## EXERCISE REQUIREMENTS
Transcribe the whole listing without a single picture.
## BEGIN INPUT RECORDS
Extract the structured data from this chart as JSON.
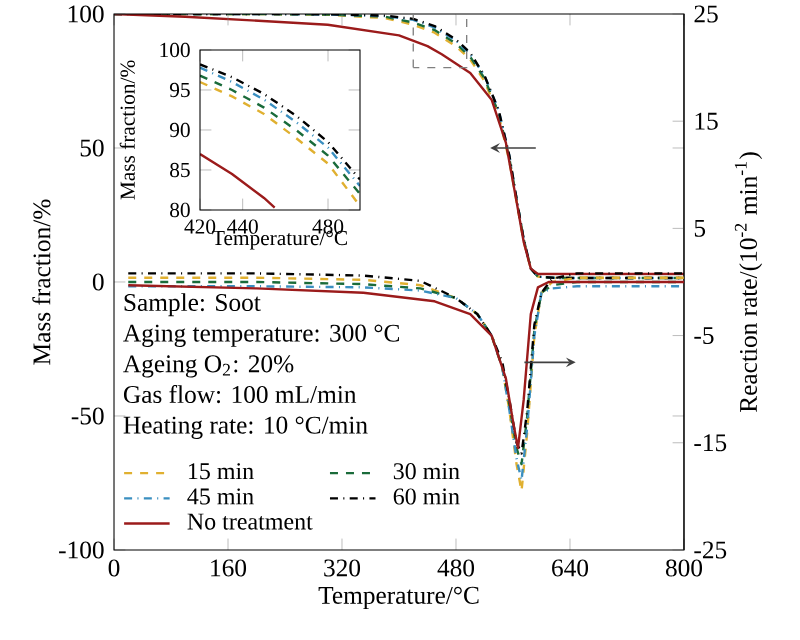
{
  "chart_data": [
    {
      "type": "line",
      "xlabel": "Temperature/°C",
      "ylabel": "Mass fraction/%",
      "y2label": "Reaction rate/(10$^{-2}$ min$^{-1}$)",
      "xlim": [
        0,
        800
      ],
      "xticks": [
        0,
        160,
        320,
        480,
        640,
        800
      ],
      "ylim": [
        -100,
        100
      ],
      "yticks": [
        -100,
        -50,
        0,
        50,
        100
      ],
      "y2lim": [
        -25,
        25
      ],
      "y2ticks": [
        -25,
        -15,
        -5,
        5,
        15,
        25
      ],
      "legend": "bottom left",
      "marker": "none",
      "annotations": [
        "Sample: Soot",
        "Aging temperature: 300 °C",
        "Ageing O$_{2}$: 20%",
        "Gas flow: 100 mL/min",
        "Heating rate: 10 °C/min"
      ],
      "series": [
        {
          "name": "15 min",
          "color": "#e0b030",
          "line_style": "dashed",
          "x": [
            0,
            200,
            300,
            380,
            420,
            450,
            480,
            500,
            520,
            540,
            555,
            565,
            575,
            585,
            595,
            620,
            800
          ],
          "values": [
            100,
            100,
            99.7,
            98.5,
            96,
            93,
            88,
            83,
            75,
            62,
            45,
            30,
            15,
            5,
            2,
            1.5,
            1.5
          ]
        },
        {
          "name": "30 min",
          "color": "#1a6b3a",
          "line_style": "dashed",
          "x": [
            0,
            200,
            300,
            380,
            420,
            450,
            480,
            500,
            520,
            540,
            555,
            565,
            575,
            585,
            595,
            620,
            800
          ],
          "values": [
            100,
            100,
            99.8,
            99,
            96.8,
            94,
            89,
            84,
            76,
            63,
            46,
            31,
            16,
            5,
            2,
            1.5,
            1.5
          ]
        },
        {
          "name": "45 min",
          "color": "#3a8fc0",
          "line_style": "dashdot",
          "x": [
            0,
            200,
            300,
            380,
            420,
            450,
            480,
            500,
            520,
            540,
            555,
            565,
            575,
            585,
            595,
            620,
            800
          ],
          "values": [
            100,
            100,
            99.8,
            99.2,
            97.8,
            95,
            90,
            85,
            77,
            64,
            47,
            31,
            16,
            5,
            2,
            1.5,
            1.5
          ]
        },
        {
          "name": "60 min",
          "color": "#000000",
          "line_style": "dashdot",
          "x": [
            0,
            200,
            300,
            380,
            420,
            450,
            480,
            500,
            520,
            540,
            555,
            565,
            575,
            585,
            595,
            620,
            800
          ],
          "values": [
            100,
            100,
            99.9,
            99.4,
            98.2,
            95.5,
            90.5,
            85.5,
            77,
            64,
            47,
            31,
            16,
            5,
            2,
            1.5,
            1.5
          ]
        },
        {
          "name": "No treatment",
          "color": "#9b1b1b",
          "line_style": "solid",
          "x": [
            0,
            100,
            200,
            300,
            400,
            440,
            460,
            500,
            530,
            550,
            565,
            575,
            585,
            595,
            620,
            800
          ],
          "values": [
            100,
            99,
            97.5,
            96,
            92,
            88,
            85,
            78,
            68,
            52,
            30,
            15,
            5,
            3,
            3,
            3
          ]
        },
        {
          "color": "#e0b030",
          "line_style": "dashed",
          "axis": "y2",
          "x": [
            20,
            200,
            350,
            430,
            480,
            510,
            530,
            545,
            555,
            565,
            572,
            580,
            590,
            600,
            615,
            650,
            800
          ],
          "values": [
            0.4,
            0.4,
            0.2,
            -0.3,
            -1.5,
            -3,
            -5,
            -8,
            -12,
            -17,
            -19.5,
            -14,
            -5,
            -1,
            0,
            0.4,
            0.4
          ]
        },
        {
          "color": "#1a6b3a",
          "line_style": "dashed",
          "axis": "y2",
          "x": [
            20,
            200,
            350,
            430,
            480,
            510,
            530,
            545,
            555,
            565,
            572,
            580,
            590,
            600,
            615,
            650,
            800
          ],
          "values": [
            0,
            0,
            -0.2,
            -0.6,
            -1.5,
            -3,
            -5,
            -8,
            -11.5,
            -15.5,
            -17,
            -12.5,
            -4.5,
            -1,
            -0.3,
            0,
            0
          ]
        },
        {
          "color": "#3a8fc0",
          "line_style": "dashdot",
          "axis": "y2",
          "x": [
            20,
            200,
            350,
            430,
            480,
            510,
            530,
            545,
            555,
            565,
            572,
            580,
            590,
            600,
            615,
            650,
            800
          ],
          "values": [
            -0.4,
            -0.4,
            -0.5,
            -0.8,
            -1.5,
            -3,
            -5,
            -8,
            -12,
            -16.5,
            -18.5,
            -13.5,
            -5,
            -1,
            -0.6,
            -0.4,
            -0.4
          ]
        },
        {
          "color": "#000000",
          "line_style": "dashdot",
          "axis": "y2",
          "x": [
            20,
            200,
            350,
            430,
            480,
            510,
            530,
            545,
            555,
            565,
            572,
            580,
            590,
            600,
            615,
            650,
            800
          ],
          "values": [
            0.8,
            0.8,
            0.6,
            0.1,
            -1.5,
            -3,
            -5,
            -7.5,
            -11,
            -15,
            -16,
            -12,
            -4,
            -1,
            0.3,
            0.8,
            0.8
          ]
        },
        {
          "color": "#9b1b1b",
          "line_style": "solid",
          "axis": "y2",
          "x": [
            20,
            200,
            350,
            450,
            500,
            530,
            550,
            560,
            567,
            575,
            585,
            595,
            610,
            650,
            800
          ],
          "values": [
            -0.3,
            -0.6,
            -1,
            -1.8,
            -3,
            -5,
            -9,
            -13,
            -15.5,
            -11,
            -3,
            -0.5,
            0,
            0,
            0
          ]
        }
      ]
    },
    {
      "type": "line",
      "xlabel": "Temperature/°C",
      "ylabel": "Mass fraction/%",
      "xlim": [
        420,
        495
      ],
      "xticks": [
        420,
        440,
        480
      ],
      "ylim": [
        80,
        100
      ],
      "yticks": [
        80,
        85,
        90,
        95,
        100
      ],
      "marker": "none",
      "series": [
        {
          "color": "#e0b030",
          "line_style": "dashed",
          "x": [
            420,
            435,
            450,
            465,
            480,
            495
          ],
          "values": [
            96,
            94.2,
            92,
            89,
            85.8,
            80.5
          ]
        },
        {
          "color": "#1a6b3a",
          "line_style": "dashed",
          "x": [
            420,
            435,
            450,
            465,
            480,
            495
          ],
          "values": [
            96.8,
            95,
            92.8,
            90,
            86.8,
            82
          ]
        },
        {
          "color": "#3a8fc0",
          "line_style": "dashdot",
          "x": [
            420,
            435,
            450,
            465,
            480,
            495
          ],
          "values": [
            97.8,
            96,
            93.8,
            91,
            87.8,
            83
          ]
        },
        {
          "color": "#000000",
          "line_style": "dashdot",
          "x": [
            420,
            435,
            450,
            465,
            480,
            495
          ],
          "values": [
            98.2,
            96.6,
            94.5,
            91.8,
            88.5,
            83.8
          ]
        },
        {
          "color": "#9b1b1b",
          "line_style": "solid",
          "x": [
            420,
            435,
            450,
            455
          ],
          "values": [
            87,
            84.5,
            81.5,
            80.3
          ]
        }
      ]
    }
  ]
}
## END INPUT RECORDS
## ANSWER TO THE PROBLEM
Extract the structured data from this chart as JSON.
{
  "chart_data": [
    {
      "type": "line",
      "xlabel": "Temperature/°C",
      "ylabel": "Mass fraction/%",
      "y2label": "Reaction rate/(10$^{-2}$ min$^{-1}$)",
      "xlim": [
        0,
        800
      ],
      "xticks": [
        0,
        160,
        320,
        480,
        640,
        800
      ],
      "ylim": [
        -100,
        100
      ],
      "yticks": [
        -100,
        -50,
        0,
        50,
        100
      ],
      "y2lim": [
        -25,
        25
      ],
      "y2ticks": [
        -25,
        -15,
        -5,
        5,
        15,
        25
      ],
      "legend": "bottom left",
      "marker": "none",
      "annotations": [
        "Sample: Soot",
        "Aging temperature: 300 °C",
        "Ageing O$_{2}$: 20%",
        "Gas flow: 100 mL/min",
        "Heating rate: 10 °C/min"
      ],
      "series": [
        {
          "name": "15 min",
          "color": "#e0b030",
          "line_style": "dashed",
          "x": [
            0,
            200,
            300,
            380,
            420,
            450,
            480,
            500,
            520,
            540,
            555,
            565,
            575,
            585,
            595,
            620,
            800
          ],
          "values": [
            100,
            100,
            99.7,
            98.5,
            96,
            93,
            88,
            83,
            75,
            62,
            45,
            30,
            15,
            5,
            2,
            1.5,
            1.5
          ]
        },
        {
          "name": "30 min",
          "color": "#1a6b3a",
          "line_style": "dashed",
          "x": [
            0,
            200,
            300,
            380,
            420,
            450,
            480,
            500,
            520,
            540,
            555,
            565,
            575,
            585,
            595,
            620,
            800
          ],
          "values": [
            100,
            100,
            99.8,
            99,
            96.8,
            94,
            89,
            84,
            76,
            63,
            46,
            31,
            16,
            5,
            2,
            1.5,
            1.5
          ]
        },
        {
          "name": "45 min",
          "color": "#3a8fc0",
          "line_style": "dashdot",
          "x": [
            0,
            200,
            300,
            380,
            420,
            450,
            480,
            500,
            520,
            540,
            555,
            565,
            575,
            585,
            595,
            620,
            800
          ],
          "values": [
            100,
            100,
            99.8,
            99.2,
            97.8,
            95,
            90,
            85,
            77,
            64,
            47,
            31,
            16,
            5,
            2,
            1.5,
            1.5
          ]
        },
        {
          "name": "60 min",
          "color": "#000000",
          "line_style": "dashdot",
          "x": [
            0,
            200,
            300,
            380,
            420,
            450,
            480,
            500,
            520,
            540,
            555,
            565,
            575,
            585,
            595,
            620,
            800
          ],
          "values": [
            100,
            100,
            99.9,
            99.4,
            98.2,
            95.5,
            90.5,
            85.5,
            77,
            64,
            47,
            31,
            16,
            5,
            2,
            1.5,
            1.5
          ]
        },
        {
          "name": "No treatment",
          "color": "#9b1b1b",
          "line_style": "solid",
          "x": [
            0,
            100,
            200,
            300,
            400,
            440,
            460,
            500,
            530,
            550,
            565,
            575,
            585,
            595,
            620,
            800
          ],
          "values": [
            100,
            99,
            97.5,
            96,
            92,
            88,
            85,
            78,
            68,
            52,
            30,
            15,
            5,
            3,
            3,
            3
          ]
        },
        {
          "color": "#e0b030",
          "line_style": "dashed",
          "axis": "y2",
          "x": [
            20,
            200,
            350,
            430,
            480,
            510,
            530,
            545,
            555,
            565,
            572,
            580,
            590,
            600,
            615,
            650,
            800
          ],
          "values": [
            0.4,
            0.4,
            0.2,
            -0.3,
            -1.5,
            -3,
            -5,
            -8,
            -12,
            -17,
            -19.5,
            -14,
            -5,
            -1,
            0,
            0.4,
            0.4
          ]
        },
        {
          "color": "#1a6b3a",
          "line_style": "dashed",
          "axis": "y2",
          "x": [
            20,
            200,
            350,
            430,
            480,
            510,
            530,
            545,
            555,
            565,
            572,
            580,
            590,
            600,
            615,
            650,
            800
          ],
          "values": [
            0,
            0,
            -0.2,
            -0.6,
            -1.5,
            -3,
            -5,
            -8,
            -11.5,
            -15.5,
            -17,
            -12.5,
            -4.5,
            -1,
            -0.3,
            0,
            0
          ]
        },
        {
          "color": "#3a8fc0",
          "line_style": "dashdot",
          "axis": "y2",
          "x": [
            20,
            200,
            350,
            430,
            480,
            510,
            530,
            545,
            555,
            565,
            572,
            580,
            590,
            600,
            615,
            650,
            800
          ],
          "values": [
            -0.4,
            -0.4,
            -0.5,
            -0.8,
            -1.5,
            -3,
            -5,
            -8,
            -12,
            -16.5,
            -18.5,
            -13.5,
            -5,
            -1,
            -0.6,
            -0.4,
            -0.4
          ]
        },
        {
          "color": "#000000",
          "line_style": "dashdot",
          "axis": "y2",
          "x": [
            20,
            200,
            350,
            430,
            480,
            510,
            530,
            545,
            555,
            565,
            572,
            580,
            590,
            600,
            615,
            650,
            800
          ],
          "values": [
            0.8,
            0.8,
            0.6,
            0.1,
            -1.5,
            -3,
            -5,
            -7.5,
            -11,
            -15,
            -16,
            -12,
            -4,
            -1,
            0.3,
            0.8,
            0.8
          ]
        },
        {
          "color": "#9b1b1b",
          "line_style": "solid",
          "axis": "y2",
          "x": [
            20,
            200,
            350,
            450,
            500,
            530,
            550,
            560,
            567,
            575,
            585,
            595,
            610,
            650,
            800
          ],
          "values": [
            -0.3,
            -0.6,
            -1,
            -1.8,
            -3,
            -5,
            -9,
            -13,
            -15.5,
            -11,
            -3,
            -0.5,
            0,
            0,
            0
          ]
        }
      ]
    },
    {
      "type": "line",
      "xlabel": "Temperature/°C",
      "ylabel": "Mass fraction/%",
      "xlim": [
        420,
        495
      ],
      "xticks": [
        420,
        440,
        480
      ],
      "ylim": [
        80,
        100
      ],
      "yticks": [
        80,
        85,
        90,
        95,
        100
      ],
      "marker": "none",
      "series": [
        {
          "color": "#e0b030",
          "line_style": "dashed",
          "x": [
            420,
            435,
            450,
            465,
            480,
            495
          ],
          "values": [
            96,
            94.2,
            92,
            89,
            85.8,
            80.5
          ]
        },
        {
          "color": "#1a6b3a",
          "line_style": "dashed",
          "x": [
            420,
            435,
            450,
            465,
            480,
            495
          ],
          "values": [
            96.8,
            95,
            92.8,
            90,
            86.8,
            82
          ]
        },
        {
          "color": "#3a8fc0",
          "line_style": "dashdot",
          "x": [
            420,
            435,
            450,
            465,
            480,
            495
          ],
          "values": [
            97.8,
            96,
            93.8,
            91,
            87.8,
            83
          ]
        },
        {
          "color": "#000000",
          "line_style": "dashdot",
          "x": [
            420,
            435,
            450,
            465,
            480,
            495
          ],
          "values": [
            98.2,
            96.6,
            94.5,
            91.8,
            88.5,
            83.8
          ]
        },
        {
          "color": "#9b1b1b",
          "line_style": "solid",
          "x": [
            420,
            435,
            450,
            455
          ],
          "values": [
            87,
            84.5,
            81.5,
            80.3
          ]
        }
      ]
    }
  ]
}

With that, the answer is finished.